Using the listing below, select the lines with the word "Domestic" and copy them.

**Figure record listings**
>>>>>

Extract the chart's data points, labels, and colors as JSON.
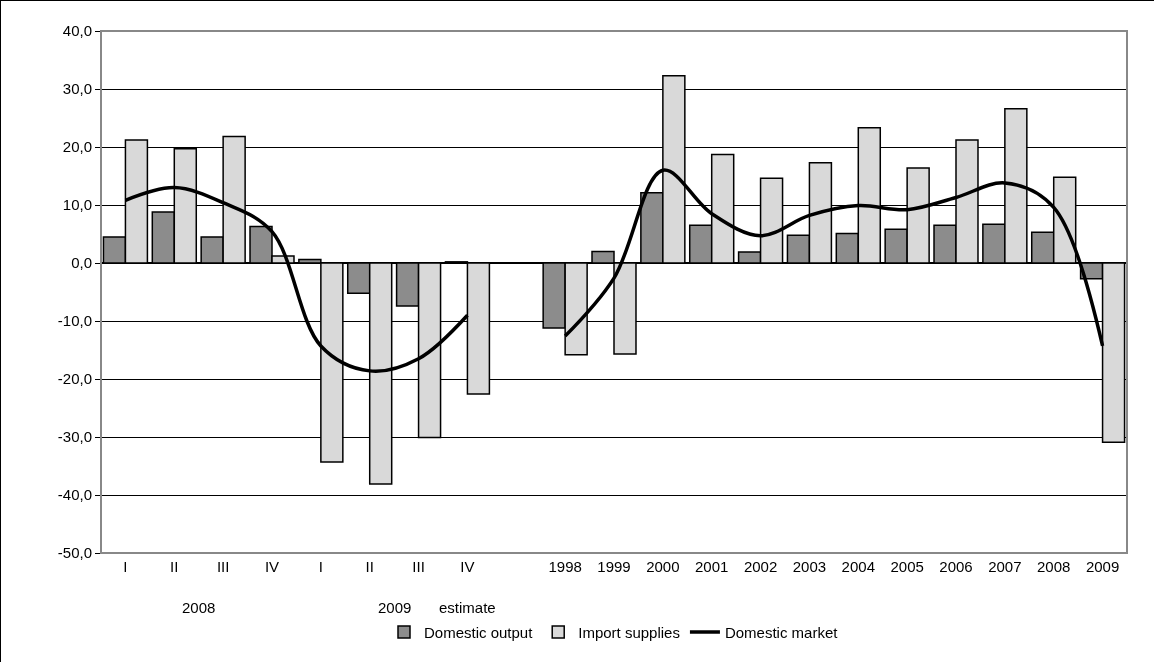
{
  "chart_data": {
    "type": "bar",
    "categories": [
      "I",
      "II",
      "III",
      "IV",
      "I",
      "II",
      "III",
      "IV",
      null,
      "1998",
      "1999",
      "2000",
      "2001",
      "2002",
      "2003",
      "2004",
      "2005",
      "2006",
      "2007",
      "2008",
      "2009"
    ],
    "series": [
      {
        "name": "Domestic output",
        "color": "#8c8c8c",
        "values": [
          4.5,
          8.8,
          4.5,
          6.3,
          0.6,
          -5.2,
          -7.4,
          0.2,
          null,
          -11.2,
          2.0,
          12.1,
          6.5,
          1.9,
          4.8,
          5.1,
          5.8,
          6.5,
          6.7,
          5.3,
          -2.7
        ]
      },
      {
        "name": "Import supplies",
        "color": "#d9d9d9",
        "values": [
          21.2,
          19.7,
          21.8,
          1.2,
          -34.3,
          -38.1,
          -30.1,
          -22.6,
          null,
          -15.8,
          -15.7,
          32.3,
          18.7,
          14.6,
          17.3,
          23.3,
          16.4,
          21.2,
          26.6,
          14.8,
          -30.9
        ]
      },
      {
        "name": "Domestic market",
        "type": "line",
        "color": "#000000",
        "values": [
          10.8,
          13.0,
          10.4,
          5.4,
          -14.3,
          -18.6,
          -16.5,
          -9.0,
          null,
          -12.6,
          -2.6,
          16.0,
          8.5,
          4.7,
          8.2,
          9.9,
          9.2,
          11.3,
          13.8,
          9.6,
          -14.3
        ]
      }
    ],
    "annotations": [
      "2008",
      "2009",
      "estimate"
    ],
    "ylim": [
      -50,
      40
    ],
    "yticks": [
      {
        "value": -50,
        "label": "-50,0"
      },
      {
        "value": -40,
        "label": "-40,0"
      },
      {
        "value": -30,
        "label": "-30,0"
      },
      {
        "value": -20,
        "label": "-20,0"
      },
      {
        "value": -10,
        "label": "-10,0"
      },
      {
        "value": 0,
        "label": "0,0"
      },
      {
        "value": 10,
        "label": "10,0"
      },
      {
        "value": 20,
        "label": "20,0"
      },
      {
        "value": 30,
        "label": "30,0"
      },
      {
        "value": 40,
        "label": "40,0"
      }
    ],
    "grid": "y",
    "legend": "bottom",
    "marker": "none",
    "line_style": "solid"
  }
}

<<<<<

**THE RESPONSE**
        "name": "Domestic output",
        "name": "Domestic market",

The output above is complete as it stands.